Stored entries

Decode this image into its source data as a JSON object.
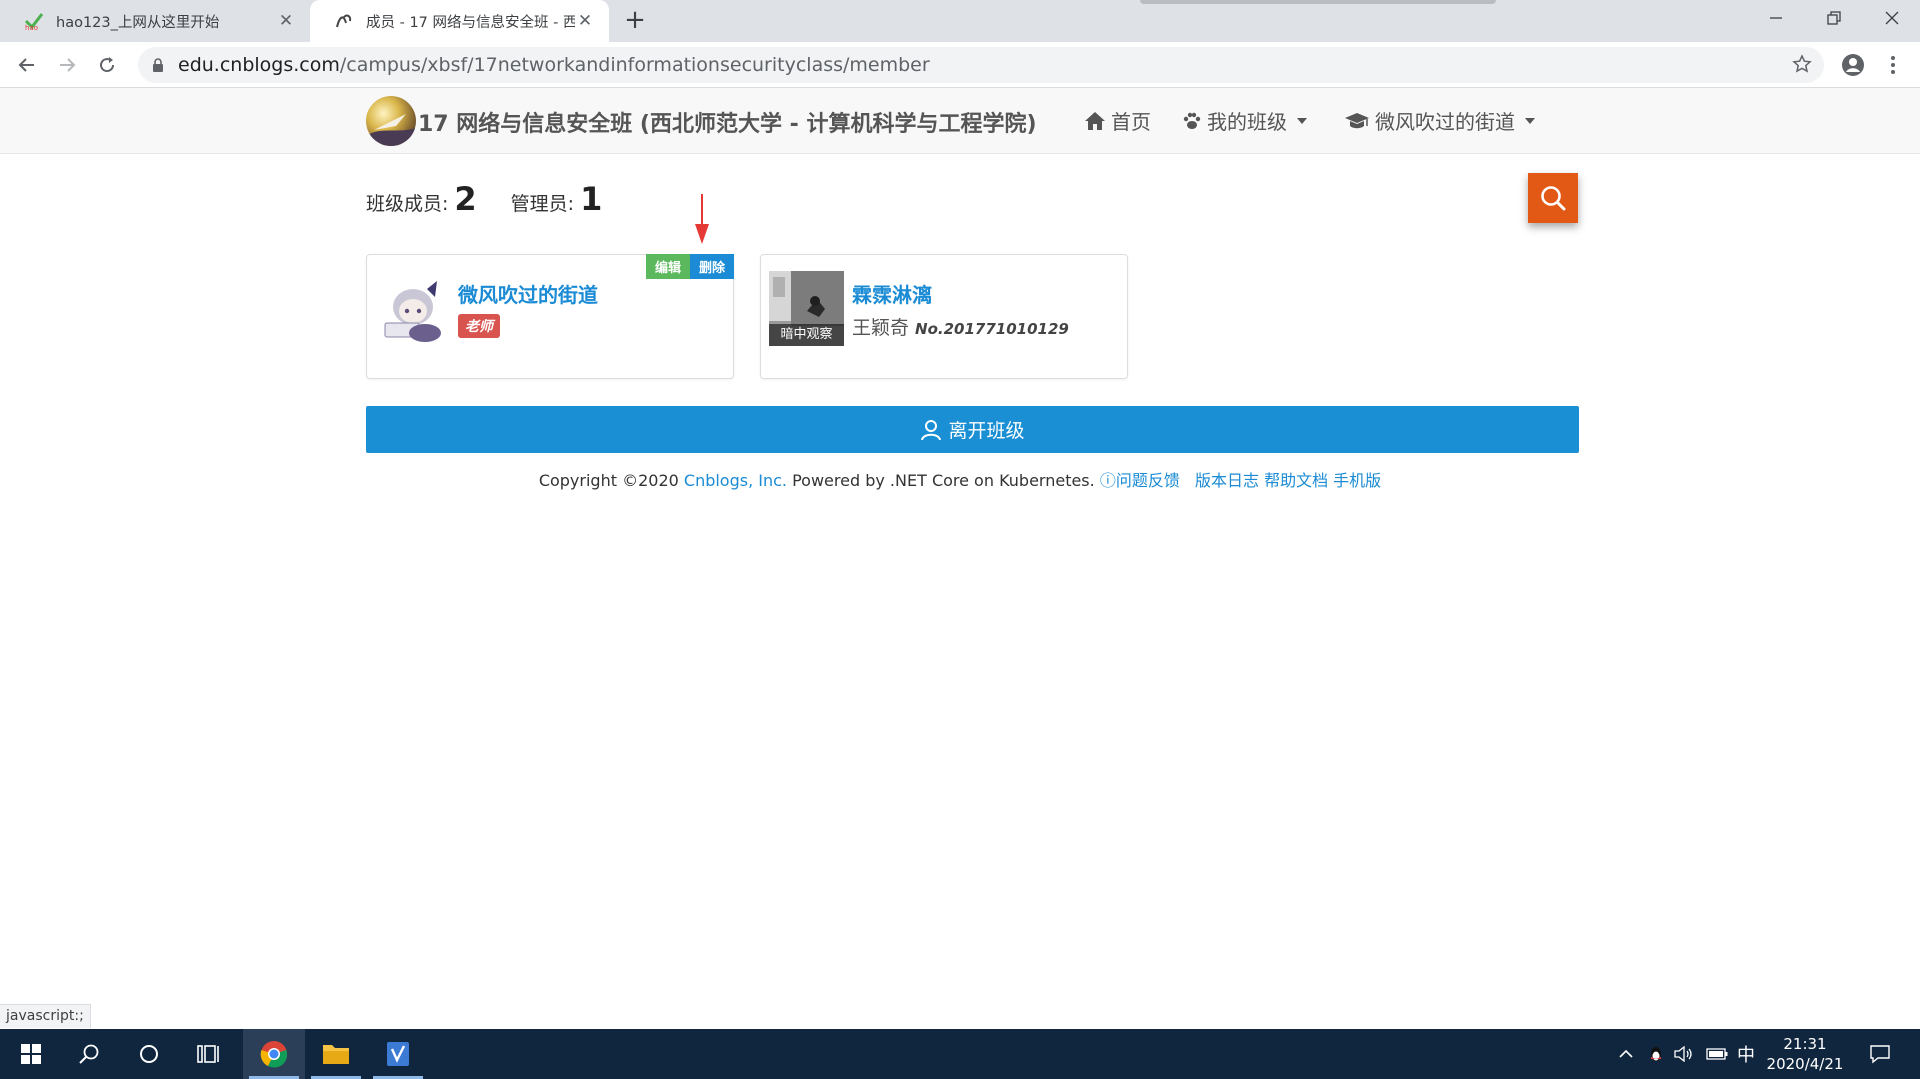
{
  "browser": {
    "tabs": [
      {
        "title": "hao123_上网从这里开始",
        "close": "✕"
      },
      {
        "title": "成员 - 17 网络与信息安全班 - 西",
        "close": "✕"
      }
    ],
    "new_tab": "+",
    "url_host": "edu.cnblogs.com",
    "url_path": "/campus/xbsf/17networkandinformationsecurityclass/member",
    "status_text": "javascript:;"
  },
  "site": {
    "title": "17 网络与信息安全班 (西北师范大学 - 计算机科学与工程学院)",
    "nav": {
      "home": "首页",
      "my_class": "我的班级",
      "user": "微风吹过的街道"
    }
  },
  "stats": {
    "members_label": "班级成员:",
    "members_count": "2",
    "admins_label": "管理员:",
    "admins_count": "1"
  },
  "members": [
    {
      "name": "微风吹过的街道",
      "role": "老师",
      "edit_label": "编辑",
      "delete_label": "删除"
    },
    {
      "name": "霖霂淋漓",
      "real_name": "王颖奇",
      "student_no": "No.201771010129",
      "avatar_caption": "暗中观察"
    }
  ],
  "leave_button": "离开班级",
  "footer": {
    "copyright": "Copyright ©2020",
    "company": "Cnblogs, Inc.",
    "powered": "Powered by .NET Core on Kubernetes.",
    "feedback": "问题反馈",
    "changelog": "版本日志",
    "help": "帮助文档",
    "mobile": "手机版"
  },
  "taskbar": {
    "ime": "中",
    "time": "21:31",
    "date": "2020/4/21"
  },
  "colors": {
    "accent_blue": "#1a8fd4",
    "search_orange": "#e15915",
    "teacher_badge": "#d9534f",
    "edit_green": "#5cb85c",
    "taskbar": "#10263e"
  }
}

WHAT THE TASK REQUIRES:
Write out the listing above exactly as it stands, pictures excluded.

COMPLETE ANSWER:
Decode this image into its source data as a JSON object.
{
  "browser": {
    "tabs": [
      {
        "title": "hao123_上网从这里开始",
        "close": "✕"
      },
      {
        "title": "成员 - 17 网络与信息安全班 - 西",
        "close": "✕"
      }
    ],
    "new_tab": "+",
    "url_host": "edu.cnblogs.com",
    "url_path": "/campus/xbsf/17networkandinformationsecurityclass/member",
    "status_text": "javascript:;"
  },
  "site": {
    "title": "17 网络与信息安全班 (西北师范大学 - 计算机科学与工程学院)",
    "nav": {
      "home": "首页",
      "my_class": "我的班级",
      "user": "微风吹过的街道"
    }
  },
  "stats": {
    "members_label": "班级成员:",
    "members_count": "2",
    "admins_label": "管理员:",
    "admins_count": "1"
  },
  "members": [
    {
      "name": "微风吹过的街道",
      "role": "老师",
      "edit_label": "编辑",
      "delete_label": "删除"
    },
    {
      "name": "霖霂淋漓",
      "real_name": "王颖奇",
      "student_no": "No.201771010129",
      "avatar_caption": "暗中观察"
    }
  ],
  "leave_button": "离开班级",
  "footer": {
    "copyright": "Copyright ©2020",
    "company": "Cnblogs, Inc.",
    "powered": "Powered by .NET Core on Kubernetes.",
    "feedback": "问题反馈",
    "changelog": "版本日志",
    "help": "帮助文档",
    "mobile": "手机版"
  },
  "taskbar": {
    "ime": "中",
    "time": "21:31",
    "date": "2020/4/21"
  },
  "colors": {
    "accent_blue": "#1a8fd4",
    "search_orange": "#e15915",
    "teacher_badge": "#d9534f",
    "edit_green": "#5cb85c",
    "taskbar": "#10263e"
  }
}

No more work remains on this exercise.